(Beginning of MATERIAL TO PROCESS)

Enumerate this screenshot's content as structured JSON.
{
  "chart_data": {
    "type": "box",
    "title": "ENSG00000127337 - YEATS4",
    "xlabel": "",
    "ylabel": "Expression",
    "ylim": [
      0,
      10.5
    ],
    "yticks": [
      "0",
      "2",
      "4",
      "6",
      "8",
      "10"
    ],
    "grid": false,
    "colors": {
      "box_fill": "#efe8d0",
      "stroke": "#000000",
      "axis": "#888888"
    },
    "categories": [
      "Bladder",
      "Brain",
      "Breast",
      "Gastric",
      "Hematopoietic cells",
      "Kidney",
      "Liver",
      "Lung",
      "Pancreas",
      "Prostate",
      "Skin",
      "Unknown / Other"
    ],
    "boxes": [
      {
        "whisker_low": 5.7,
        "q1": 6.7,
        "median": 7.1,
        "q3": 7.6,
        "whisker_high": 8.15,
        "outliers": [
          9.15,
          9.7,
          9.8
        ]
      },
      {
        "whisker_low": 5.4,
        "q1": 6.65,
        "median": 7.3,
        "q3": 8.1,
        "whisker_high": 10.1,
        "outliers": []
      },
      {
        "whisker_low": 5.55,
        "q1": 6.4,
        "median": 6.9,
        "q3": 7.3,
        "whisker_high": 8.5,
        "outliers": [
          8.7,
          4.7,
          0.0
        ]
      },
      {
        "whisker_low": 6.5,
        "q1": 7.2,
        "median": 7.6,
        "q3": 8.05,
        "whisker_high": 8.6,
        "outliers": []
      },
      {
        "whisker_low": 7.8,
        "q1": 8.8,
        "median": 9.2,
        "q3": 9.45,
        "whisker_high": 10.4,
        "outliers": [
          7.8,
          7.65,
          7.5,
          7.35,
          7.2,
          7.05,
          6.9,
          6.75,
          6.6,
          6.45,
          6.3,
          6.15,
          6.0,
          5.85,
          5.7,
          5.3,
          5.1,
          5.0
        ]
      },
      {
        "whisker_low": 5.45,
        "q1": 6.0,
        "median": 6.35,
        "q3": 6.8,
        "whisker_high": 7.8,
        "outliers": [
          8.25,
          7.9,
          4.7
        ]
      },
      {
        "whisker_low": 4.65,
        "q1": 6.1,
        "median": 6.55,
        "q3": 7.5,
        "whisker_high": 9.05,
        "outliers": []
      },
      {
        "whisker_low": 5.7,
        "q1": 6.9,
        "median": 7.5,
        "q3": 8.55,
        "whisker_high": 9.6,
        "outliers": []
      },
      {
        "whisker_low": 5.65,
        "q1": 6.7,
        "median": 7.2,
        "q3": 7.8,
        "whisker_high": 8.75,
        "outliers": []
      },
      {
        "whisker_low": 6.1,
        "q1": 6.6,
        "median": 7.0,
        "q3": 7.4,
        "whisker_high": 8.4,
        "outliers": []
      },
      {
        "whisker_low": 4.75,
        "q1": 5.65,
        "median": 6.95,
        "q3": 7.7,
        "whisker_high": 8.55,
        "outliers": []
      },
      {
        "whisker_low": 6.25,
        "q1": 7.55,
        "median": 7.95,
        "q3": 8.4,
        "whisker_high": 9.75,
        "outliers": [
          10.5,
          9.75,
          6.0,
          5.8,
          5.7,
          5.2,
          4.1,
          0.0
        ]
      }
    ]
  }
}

(End of MATERIAL TO PROCESS)

### EXERCISE BRIEF
Find every line in the records above that holds the word "median", and copy each one.

### TASK SOLUTION
        "median": 7.1,
        "median": 7.3,
        "median": 6.9,
        "median": 7.6,
        "median": 9.2,
        "median": 6.35,
        "median": 6.55,
        "median": 7.5,
        "median": 7.2,
        "median": 7.0,
        "median": 6.95,
        "median": 7.95,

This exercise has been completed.